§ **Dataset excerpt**
start

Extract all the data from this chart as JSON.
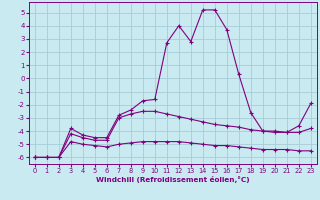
{
  "xlabel": "Windchill (Refroidissement éolien,°C)",
  "xlim": [
    -0.5,
    23.5
  ],
  "ylim": [
    -6.5,
    5.8
  ],
  "xticks": [
    0,
    1,
    2,
    3,
    4,
    5,
    6,
    7,
    8,
    9,
    10,
    11,
    12,
    13,
    14,
    15,
    16,
    17,
    18,
    19,
    20,
    21,
    22,
    23
  ],
  "yticks": [
    -6,
    -5,
    -4,
    -3,
    -2,
    -1,
    0,
    1,
    2,
    3,
    4,
    5
  ],
  "bg_color": "#c9eaf0",
  "line_color": "#800080",
  "grid_color": "#a8cdd8",
  "curve1_x": [
    0,
    1,
    2,
    3,
    4,
    5,
    6,
    7,
    8,
    9,
    10,
    11,
    12,
    13,
    14,
    15,
    16,
    17,
    18,
    19,
    20,
    21,
    22,
    23
  ],
  "curve1_y": [
    -6.0,
    -6.0,
    -6.0,
    -3.8,
    -4.3,
    -4.5,
    -4.5,
    -2.8,
    -2.4,
    -1.7,
    -1.6,
    2.7,
    4.0,
    2.8,
    5.2,
    5.2,
    3.7,
    0.3,
    -2.6,
    -4.0,
    -4.1,
    -4.1,
    -3.6,
    -1.9
  ],
  "curve2_x": [
    0,
    1,
    2,
    3,
    4,
    5,
    6,
    7,
    8,
    9,
    10,
    11,
    12,
    13,
    14,
    15,
    16,
    17,
    18,
    19,
    20,
    21,
    22,
    23
  ],
  "curve2_y": [
    -6.0,
    -6.0,
    -6.0,
    -4.2,
    -4.5,
    -4.7,
    -4.7,
    -3.0,
    -2.7,
    -2.5,
    -2.5,
    -2.7,
    -2.9,
    -3.1,
    -3.3,
    -3.5,
    -3.6,
    -3.7,
    -3.9,
    -4.0,
    -4.0,
    -4.1,
    -4.1,
    -3.8
  ],
  "curve3_x": [
    0,
    1,
    2,
    3,
    4,
    5,
    6,
    7,
    8,
    9,
    10,
    11,
    12,
    13,
    14,
    15,
    16,
    17,
    18,
    19,
    20,
    21,
    22,
    23
  ],
  "curve3_y": [
    -6.0,
    -6.0,
    -6.0,
    -4.8,
    -5.0,
    -5.1,
    -5.2,
    -5.0,
    -4.9,
    -4.8,
    -4.8,
    -4.8,
    -4.8,
    -4.9,
    -5.0,
    -5.1,
    -5.1,
    -5.2,
    -5.3,
    -5.4,
    -5.4,
    -5.4,
    -5.5,
    -5.5
  ]
}
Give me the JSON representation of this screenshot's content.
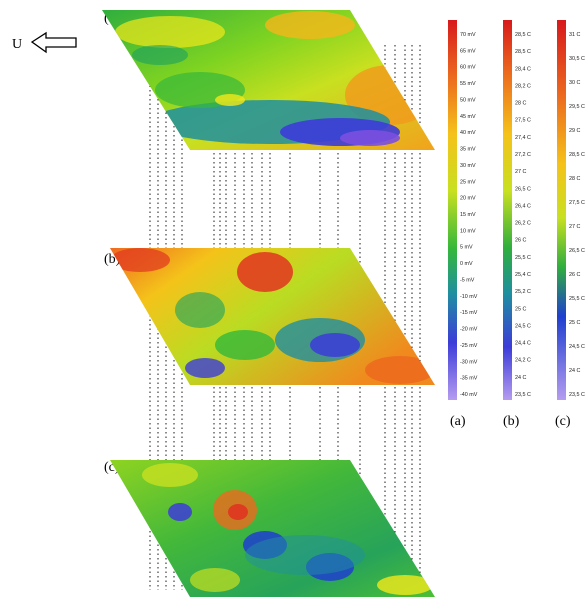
{
  "flow_arrow": {
    "label": "U",
    "icon": "left-arrow-icon"
  },
  "panel_labels": [
    "(a)",
    "(b)",
    "(c)"
  ],
  "legends": [
    {
      "id": "a",
      "caption": "(a)",
      "ticks": [
        "70 mV",
        "65 mV",
        "60 mV",
        "55 mV",
        "50 mV",
        "45 mV",
        "40 mV",
        "35 mV",
        "30 mV",
        "25 mV",
        "20 mV",
        "15 mV",
        "10 mV",
        "5 mV",
        "0 mV",
        "-5 mV",
        "-10 mV",
        "-15 mV",
        "-20 mV",
        "-25 mV",
        "-30 mV",
        "-35 mV",
        "-40 mV"
      ]
    },
    {
      "id": "b",
      "caption": "(b)",
      "ticks": [
        "28,5 C",
        "28,5 C",
        "28,4 C",
        "28,2 C",
        "28 C",
        "27,5 C",
        "27,4 C",
        "27,2 C",
        "27 C",
        "26,5 C",
        "26,4 C",
        "26,2 C",
        "26 C",
        "25,5 C",
        "25,4 C",
        "25,2 C",
        "25 C",
        "24,5 C",
        "24,4 C",
        "24,2 C",
        "24 C",
        "23,5 C"
      ]
    },
    {
      "id": "c",
      "caption": "(c)",
      "ticks": [
        "31 C",
        "30,5 C",
        "30 C",
        "29,5 C",
        "29 C",
        "28,5 C",
        "28 C",
        "27,5 C",
        "27 C",
        "26,5 C",
        "26 C",
        "25,5 C",
        "25 C",
        "24,5 C",
        "24 C",
        "23,5 C"
      ]
    }
  ],
  "colors": {
    "scale": [
      "#7b4fe0",
      "#3c3cd8",
      "#1f5fcf",
      "#1f8fa0",
      "#1aa060",
      "#35b83a",
      "#7ed321",
      "#c8e020",
      "#f2e81a",
      "#f5c21a",
      "#f19a1c",
      "#ec6a1e",
      "#e03520",
      "#d7191c"
    ],
    "leader_line": "#000000",
    "text": "#000000"
  }
}
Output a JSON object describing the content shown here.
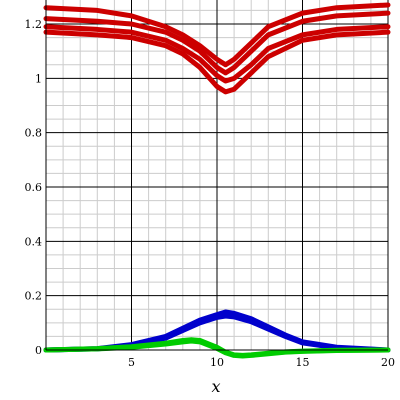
{
  "chart_data": {
    "type": "line",
    "title": "",
    "xlabel": "x",
    "ylabel": "",
    "xlim": [
      0,
      20
    ],
    "ylim": [
      0,
      1.3
    ],
    "xticks": [
      5,
      10,
      15,
      20
    ],
    "yticks": [
      0,
      0.2,
      0.4,
      0.6,
      0.8,
      1,
      1.2
    ],
    "xtick_labels": [
      "5",
      "10",
      "15",
      "20"
    ],
    "ytick_labels": [
      "0",
      "0.2",
      "0.4",
      "0.6",
      "0.8",
      "1",
      "1.2"
    ],
    "grid": true,
    "colors": {
      "red": "#cc0000",
      "blue": "#0000cc",
      "green": "#00cc00",
      "grid_major": "#000000",
      "grid_minor": "#cccccc"
    },
    "series": [
      {
        "group": "red",
        "x": [
          0,
          3,
          5,
          7,
          8,
          9,
          10,
          10.5,
          11,
          12,
          13,
          15,
          17,
          20
        ],
        "values": [
          1.17,
          1.16,
          1.15,
          1.12,
          1.09,
          1.04,
          0.97,
          0.95,
          0.96,
          1.02,
          1.08,
          1.14,
          1.16,
          1.17
        ]
      },
      {
        "group": "red",
        "x": [
          0,
          3,
          5,
          7,
          8,
          9,
          10,
          10.5,
          11,
          12,
          13,
          15,
          17,
          20
        ],
        "values": [
          1.19,
          1.18,
          1.17,
          1.14,
          1.11,
          1.07,
          1.01,
          0.99,
          1.0,
          1.05,
          1.11,
          1.16,
          1.18,
          1.19
        ]
      },
      {
        "group": "red",
        "x": [
          0,
          3,
          5,
          7,
          8,
          9,
          10,
          10.5,
          11,
          12,
          13,
          15,
          17,
          20
        ],
        "values": [
          1.22,
          1.21,
          1.2,
          1.17,
          1.14,
          1.1,
          1.04,
          1.02,
          1.04,
          1.1,
          1.16,
          1.21,
          1.23,
          1.24
        ]
      },
      {
        "group": "red",
        "x": [
          0,
          3,
          5,
          7,
          8,
          9,
          10,
          10.5,
          11,
          12,
          13,
          15,
          17,
          20
        ],
        "values": [
          1.26,
          1.25,
          1.23,
          1.19,
          1.16,
          1.12,
          1.07,
          1.05,
          1.07,
          1.13,
          1.19,
          1.24,
          1.26,
          1.27
        ]
      },
      {
        "group": "blue",
        "x": [
          0,
          3,
          5,
          7,
          8,
          9,
          10,
          10.5,
          11,
          12,
          13,
          14,
          15,
          17,
          20
        ],
        "values": [
          0.0,
          0.005,
          0.02,
          0.05,
          0.08,
          0.11,
          0.13,
          0.14,
          0.135,
          0.115,
          0.085,
          0.055,
          0.03,
          0.01,
          0.0
        ]
      },
      {
        "group": "blue",
        "x": [
          0,
          3,
          5,
          7,
          8,
          9,
          10,
          10.5,
          11,
          12,
          13,
          14,
          15,
          17,
          20
        ],
        "values": [
          0.0,
          0.004,
          0.016,
          0.044,
          0.072,
          0.1,
          0.12,
          0.125,
          0.122,
          0.104,
          0.077,
          0.05,
          0.026,
          0.008,
          0.0
        ]
      },
      {
        "group": "green",
        "x": [
          0,
          3,
          5,
          7,
          8,
          8.5,
          9,
          10,
          10.5,
          11,
          11.5,
          12,
          13,
          14,
          15,
          17,
          20
        ],
        "values": [
          0.0,
          0.005,
          0.012,
          0.025,
          0.035,
          0.038,
          0.035,
          0.01,
          -0.008,
          -0.018,
          -0.02,
          -0.018,
          -0.012,
          -0.007,
          -0.004,
          -0.001,
          0.0
        ]
      },
      {
        "group": "green",
        "x": [
          0,
          3,
          5,
          7,
          8,
          8.5,
          9,
          10,
          10.5,
          11,
          11.5,
          12,
          13,
          14,
          15,
          17,
          20
        ],
        "values": [
          0.0,
          0.004,
          0.01,
          0.022,
          0.03,
          0.033,
          0.03,
          0.006,
          -0.01,
          -0.02,
          -0.022,
          -0.02,
          -0.014,
          -0.008,
          -0.005,
          -0.002,
          0.0
        ]
      }
    ]
  }
}
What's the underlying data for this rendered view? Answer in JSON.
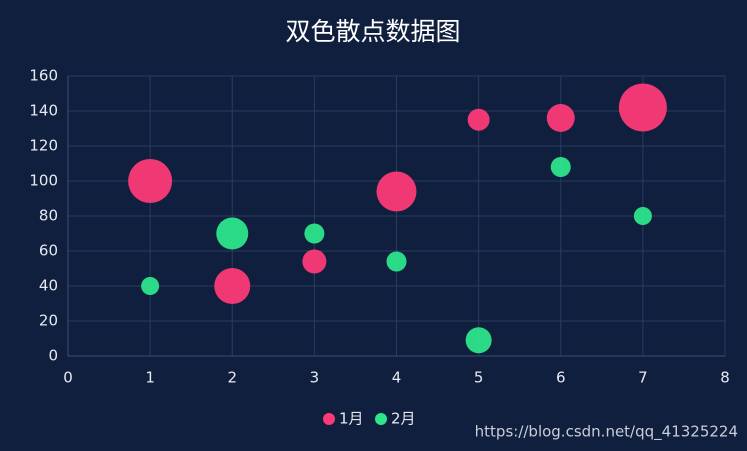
{
  "chart_data": {
    "type": "scatter",
    "title": "双色散点数据图",
    "xlim": [
      0,
      8
    ],
    "xticks": [
      0,
      1,
      2,
      3,
      4,
      5,
      6,
      7,
      8
    ],
    "ylim": [
      0,
      160
    ],
    "yticks": [
      0,
      20,
      40,
      60,
      80,
      100,
      120,
      140,
      160
    ],
    "grid": true,
    "legend": "bottom",
    "series": [
      {
        "name": "1月",
        "color": "#fd3a78",
        "x": [
          1,
          2,
          3,
          4,
          5,
          6,
          7
        ],
        "values": [
          100,
          40,
          54,
          94,
          135,
          136,
          142
        ],
        "sizes": [
          22,
          18,
          12,
          20,
          11,
          14,
          24
        ]
      },
      {
        "name": "2月",
        "color": "#2de58b",
        "x": [
          1,
          2,
          3,
          4,
          5,
          6,
          7
        ],
        "values": [
          40,
          70,
          70,
          54,
          9,
          108,
          80
        ],
        "sizes": [
          9,
          16,
          10,
          10,
          13,
          10,
          9
        ]
      }
    ],
    "watermark": "https://blog.csdn.net/qq_41325224"
  }
}
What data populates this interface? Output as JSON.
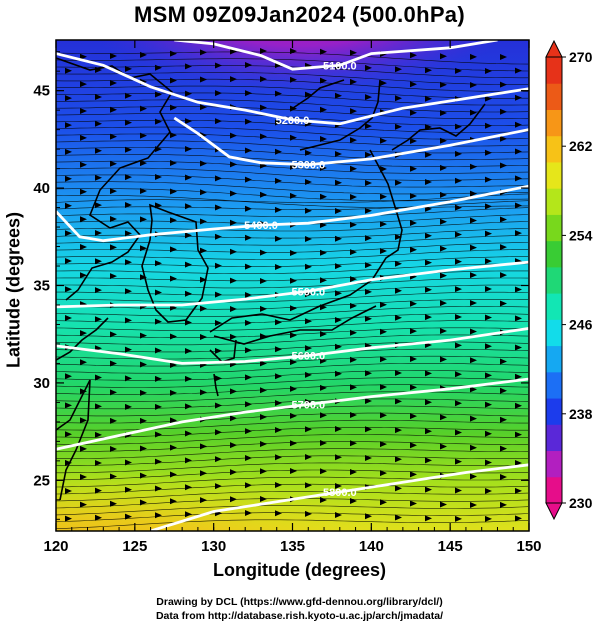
{
  "title": "MSM 09Z09Jan2024 (500.0hPa)",
  "xlabel": "Longitude (degrees)",
  "ylabel": "Latitude  (degrees)",
  "credits": [
    "Drawing by DCL (https://www.gfd-dennou.org/library/dcl/)",
    "Data from http://database.rish.kyoto-u.ac.jp/arch/jmadata/"
  ],
  "map": {
    "lon_range": [
      120,
      150
    ],
    "lat_range": [
      22.4,
      47.6
    ],
    "lon_ticks": [
      "120",
      "125",
      "130",
      "135",
      "140",
      "145",
      "150"
    ],
    "lat_ticks": [
      "25",
      "30",
      "35",
      "40",
      "45"
    ],
    "contours": [
      {
        "label": "5100.0",
        "lat_at_lon": [
          [
            127.5,
            47.6
          ],
          [
            130,
            47.4
          ],
          [
            133,
            46.8
          ],
          [
            135,
            46.1
          ],
          [
            138,
            46.3
          ],
          [
            140,
            46.9
          ],
          [
            145,
            47.2
          ],
          [
            148,
            47.6
          ]
        ]
      },
      {
        "label": "5200.0",
        "lat_at_lon": [
          [
            120,
            46.9
          ],
          [
            123,
            46.3
          ],
          [
            126,
            45.2
          ],
          [
            129,
            44.4
          ],
          [
            132,
            44.0
          ],
          [
            135,
            43.5
          ],
          [
            138,
            43.3
          ],
          [
            142,
            44.1
          ],
          [
            146,
            44.6
          ],
          [
            150,
            45.1
          ]
        ]
      },
      {
        "label": "5300.0",
        "lat_at_lon": [
          [
            127.5,
            43.6
          ],
          [
            129,
            42.8
          ],
          [
            131,
            41.6
          ],
          [
            133,
            41.3
          ],
          [
            136,
            41.2
          ],
          [
            140,
            41.5
          ],
          [
            145,
            42.2
          ],
          [
            150,
            43.0
          ]
        ]
      },
      {
        "label": "5400.0",
        "lat_at_lon": [
          [
            120,
            38.8
          ],
          [
            121.5,
            37.5
          ],
          [
            123,
            37.3
          ],
          [
            126,
            37.6
          ],
          [
            130,
            37.9
          ],
          [
            133,
            38.1
          ],
          [
            136,
            38.2
          ],
          [
            140,
            38.6
          ],
          [
            145,
            39.3
          ],
          [
            150,
            40.1
          ]
        ]
      },
      {
        "label": "5500.0",
        "lat_at_lon": [
          [
            120,
            33.9
          ],
          [
            124,
            34.0
          ],
          [
            128,
            34.0
          ],
          [
            132,
            34.3
          ],
          [
            136,
            34.7
          ],
          [
            140,
            35.3
          ],
          [
            145,
            35.8
          ],
          [
            150,
            36.2
          ]
        ]
      },
      {
        "label": "5600.0",
        "lat_at_lon": [
          [
            120,
            31.9
          ],
          [
            124,
            31.5
          ],
          [
            128,
            31.0
          ],
          [
            132,
            31.1
          ],
          [
            136,
            31.4
          ],
          [
            140,
            31.8
          ],
          [
            145,
            32.2
          ],
          [
            150,
            32.8
          ]
        ]
      },
      {
        "label": "5700.0",
        "lat_at_lon": [
          [
            120,
            26.6
          ],
          [
            124,
            27.3
          ],
          [
            128,
            28.0
          ],
          [
            132,
            28.5
          ],
          [
            136,
            28.9
          ],
          [
            140,
            29.3
          ],
          [
            145,
            29.7
          ],
          [
            150,
            30.2
          ]
        ]
      },
      {
        "label": "5800.0",
        "lat_at_lon": [
          [
            126,
            22.4
          ],
          [
            130,
            23.4
          ],
          [
            134,
            23.9
          ],
          [
            138,
            24.4
          ],
          [
            142,
            24.9
          ],
          [
            146,
            25.4
          ],
          [
            150,
            25.8
          ]
        ]
      }
    ]
  },
  "colorbar": {
    "min": 230,
    "max": 270,
    "tick_labels": [
      "270",
      "262",
      "254",
      "246",
      "238",
      "230"
    ],
    "colors": [
      "#e60d8a",
      "#b21fc0",
      "#5a28d8",
      "#1c3cec",
      "#1c6ff5",
      "#15a8f2",
      "#12dcea",
      "#12e6b4",
      "#1fd876",
      "#39cc34",
      "#78d81c",
      "#b4e61a",
      "#e6e61a",
      "#f7c217",
      "#f79617",
      "#ec5a17",
      "#e63219"
    ]
  }
}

end

Among the records above, find each line holding the string "Output" and pull it out.

Output a JSON object describing the content shown here.
What data populates this interface? Output as JSON.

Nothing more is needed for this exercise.